● Given request
Each line should be copied exactly.

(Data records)

<<<<

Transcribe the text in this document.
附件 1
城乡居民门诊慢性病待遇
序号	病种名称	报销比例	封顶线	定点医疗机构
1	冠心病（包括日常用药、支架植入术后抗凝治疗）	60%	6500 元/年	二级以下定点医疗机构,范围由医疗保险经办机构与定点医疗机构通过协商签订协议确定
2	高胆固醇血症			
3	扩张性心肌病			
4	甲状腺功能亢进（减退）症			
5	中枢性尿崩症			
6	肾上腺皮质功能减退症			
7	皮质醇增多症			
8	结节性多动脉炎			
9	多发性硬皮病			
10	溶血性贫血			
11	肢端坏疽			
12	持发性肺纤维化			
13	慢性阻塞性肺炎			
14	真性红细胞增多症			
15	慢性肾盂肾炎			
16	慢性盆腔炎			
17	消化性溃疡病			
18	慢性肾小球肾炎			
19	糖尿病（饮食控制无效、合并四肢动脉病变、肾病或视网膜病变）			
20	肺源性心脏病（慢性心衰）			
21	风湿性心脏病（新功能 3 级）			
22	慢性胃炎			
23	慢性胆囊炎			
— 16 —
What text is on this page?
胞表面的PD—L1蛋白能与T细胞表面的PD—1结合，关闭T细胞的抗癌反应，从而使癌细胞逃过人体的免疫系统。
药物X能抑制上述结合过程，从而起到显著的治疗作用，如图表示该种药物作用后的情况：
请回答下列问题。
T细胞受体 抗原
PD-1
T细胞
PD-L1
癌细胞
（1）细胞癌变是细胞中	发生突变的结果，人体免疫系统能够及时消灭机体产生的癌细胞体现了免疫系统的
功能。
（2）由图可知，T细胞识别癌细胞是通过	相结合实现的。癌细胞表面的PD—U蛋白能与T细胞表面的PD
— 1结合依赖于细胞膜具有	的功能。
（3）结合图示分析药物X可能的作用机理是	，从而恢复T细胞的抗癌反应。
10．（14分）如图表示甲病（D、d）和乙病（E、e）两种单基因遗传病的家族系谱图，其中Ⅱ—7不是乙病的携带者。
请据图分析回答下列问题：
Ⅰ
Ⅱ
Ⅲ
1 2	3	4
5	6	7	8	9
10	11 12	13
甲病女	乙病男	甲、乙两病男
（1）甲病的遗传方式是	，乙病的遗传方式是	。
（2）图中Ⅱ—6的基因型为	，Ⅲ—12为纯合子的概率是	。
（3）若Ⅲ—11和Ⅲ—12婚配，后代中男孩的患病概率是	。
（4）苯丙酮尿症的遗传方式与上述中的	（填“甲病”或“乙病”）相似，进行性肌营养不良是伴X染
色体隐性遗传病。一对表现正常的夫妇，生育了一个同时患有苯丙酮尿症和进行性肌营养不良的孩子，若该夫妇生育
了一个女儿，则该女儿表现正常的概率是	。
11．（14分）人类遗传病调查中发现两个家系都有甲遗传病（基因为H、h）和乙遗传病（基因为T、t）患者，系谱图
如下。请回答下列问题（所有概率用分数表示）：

>>>>

● Result for this task
Transcribe the text in this document.
附件 1
城乡居民门诊慢性病待遇
序号	病种名称	报销比例	封顶线	定点医疗机构
1	冠心病（包括日常用药、支架植入术后抗凝治疗）	60%	6500 元/年	二级以下定点医疗机构,范围由医疗保险经办机构与定点医疗机构通过协商签订协议确定
2	高胆固醇血症			
3	扩张性心肌病			
4	甲状腺功能亢进（减退）症			
5	中枢性尿崩症			
6	肾上腺皮质功能减退症			
7	皮质醇增多症			
8	结节性多动脉炎			
9	多发性硬皮病			
10	溶血性贫血			
11	肢端坏疽			
12	持发性肺纤维化			
13	慢性阻塞性肺炎			
14	真性红细胞增多症			
15	慢性肾盂肾炎			
16	慢性盆腔炎			
17	消化性溃疡病			
18	慢性肾小球肾炎			
19	糖尿病（饮食控制无效、合并四肢动脉病变、肾病或视网膜病变）			
20	肺源性心脏病（慢性心衰）			
21	风湿性心脏病（新功能 3 级）			
22	慢性胃炎			
23	慢性胆囊炎			
— 16 —
What text is on this page?
胞表面的PD—L1蛋白能与T细胞表面的PD—1结合，关闭T细胞的抗癌反应，从而使癌细胞逃过人体的免疫系统。
药物X能抑制上述结合过程，从而起到显著的治疗作用，如图表示该种药物作用后的情况：
请回答下列问题。
T细胞受体 抗原
PD-1
T细胞
PD-L1
癌细胞
（1）细胞癌变是细胞中	发生突变的结果，人体免疫系统能够及时消灭机体产生的癌细胞体现了免疫系统的
功能。
（2）由图可知，T细胞识别癌细胞是通过	相结合实现的。癌细胞表面的PD—U蛋白能与T细胞表面的PD
— 1结合依赖于细胞膜具有	的功能。
（3）结合图示分析药物X可能的作用机理是	，从而恢复T细胞的抗癌反应。
10．（14分）如图表示甲病（D、d）和乙病（E、e）两种单基因遗传病的家族系谱图，其中Ⅱ—7不是乙病的携带者。
请据图分析回答下列问题：
Ⅰ
Ⅱ
Ⅲ
1 2	3	4
5	6	7	8	9
10	11 12	13
甲病女	乙病男	甲、乙两病男
（1）甲病的遗传方式是	，乙病的遗传方式是	。
（2）图中Ⅱ—6的基因型为	，Ⅲ—12为纯合子的概率是	。
（3）若Ⅲ—11和Ⅲ—12婚配，后代中男孩的患病概率是	。
（4）苯丙酮尿症的遗传方式与上述中的	（填“甲病”或“乙病”）相似，进行性肌营养不良是伴X染
色体隐性遗传病。一对表现正常的夫妇，生育了一个同时患有苯丙酮尿症和进行性肌营养不良的孩子，若该夫妇生育
了一个女儿，则该女儿表现正常的概率是	。
11．（14分）人类遗传病调查中发现两个家系都有甲遗传病（基因为H、h）和乙遗传病（基因为T、t）患者，系谱图
如下。请回答下列问题（所有概率用分数表示）：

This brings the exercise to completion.